#### What is asked:
Would you write out the entries below, every one of them, exactly?

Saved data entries
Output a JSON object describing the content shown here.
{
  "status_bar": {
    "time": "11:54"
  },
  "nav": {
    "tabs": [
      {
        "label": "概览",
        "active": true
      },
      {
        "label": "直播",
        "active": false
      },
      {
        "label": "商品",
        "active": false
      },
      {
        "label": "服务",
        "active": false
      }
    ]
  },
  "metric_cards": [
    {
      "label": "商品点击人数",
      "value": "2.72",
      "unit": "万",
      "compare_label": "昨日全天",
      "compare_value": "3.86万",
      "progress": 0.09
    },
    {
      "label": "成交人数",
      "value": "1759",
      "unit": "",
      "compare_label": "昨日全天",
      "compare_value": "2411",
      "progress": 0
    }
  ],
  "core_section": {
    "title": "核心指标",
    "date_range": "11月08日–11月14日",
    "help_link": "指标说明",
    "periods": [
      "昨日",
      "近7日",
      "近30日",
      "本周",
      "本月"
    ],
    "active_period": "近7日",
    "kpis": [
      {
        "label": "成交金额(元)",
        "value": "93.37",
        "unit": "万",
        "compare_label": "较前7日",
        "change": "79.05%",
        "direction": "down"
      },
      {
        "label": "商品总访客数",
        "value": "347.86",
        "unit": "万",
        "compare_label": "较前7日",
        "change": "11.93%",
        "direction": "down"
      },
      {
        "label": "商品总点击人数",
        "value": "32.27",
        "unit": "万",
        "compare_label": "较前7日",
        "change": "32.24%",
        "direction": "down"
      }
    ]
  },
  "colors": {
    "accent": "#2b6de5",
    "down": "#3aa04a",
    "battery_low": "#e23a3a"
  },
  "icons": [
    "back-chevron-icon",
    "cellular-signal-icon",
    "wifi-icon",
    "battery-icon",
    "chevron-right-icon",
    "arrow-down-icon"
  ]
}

#### Exercise output:
Output a JSON object describing the content shown here.
{
  "status_bar": {
    "time": "11:54"
  },
  "nav": {
    "tabs": [
      {
        "label": "概览",
        "active": true
      },
      {
        "label": "直播",
        "active": false
      },
      {
        "label": "商品",
        "active": false
      },
      {
        "label": "服务",
        "active": false
      }
    ]
  },
  "metric_cards": [
    {
      "label": "商品点击人数",
      "value": "2.72",
      "unit": "万",
      "compare_label": "昨日全天",
      "compare_value": "3.86万",
      "progress": 0.09
    },
    {
      "label": "成交人数",
      "value": "1759",
      "unit": "",
      "compare_label": "昨日全天",
      "compare_value": "2411",
      "progress": 0
    }
  ],
  "core_section": {
    "title": "核心指标",
    "date_range": "11月08日–11月14日",
    "help_link": "指标说明",
    "periods": [
      "昨日",
      "近7日",
      "近30日",
      "本周",
      "本月"
    ],
    "active_period": "近7日",
    "kpis": [
      {
        "label": "成交金额(元)",
        "value": "93.37",
        "unit": "万",
        "compare_label": "较前7日",
        "change": "79.05%",
        "direction": "down"
      },
      {
        "label": "商品总访客数",
        "value": "347.86",
        "unit": "万",
        "compare_label": "较前7日",
        "change": "11.93%",
        "direction": "down"
      },
      {
        "label": "商品总点击人数",
        "value": "32.27",
        "unit": "万",
        "compare_label": "较前7日",
        "change": "32.24%",
        "direction": "down"
      }
    ]
  },
  "colors": {
    "accent": "#2b6de5",
    "down": "#3aa04a",
    "battery_low": "#e23a3a"
  },
  "icons": [
    "back-chevron-icon",
    "cellular-signal-icon",
    "wifi-icon",
    "battery-icon",
    "chevron-right-icon",
    "arrow-down-icon"
  ]
}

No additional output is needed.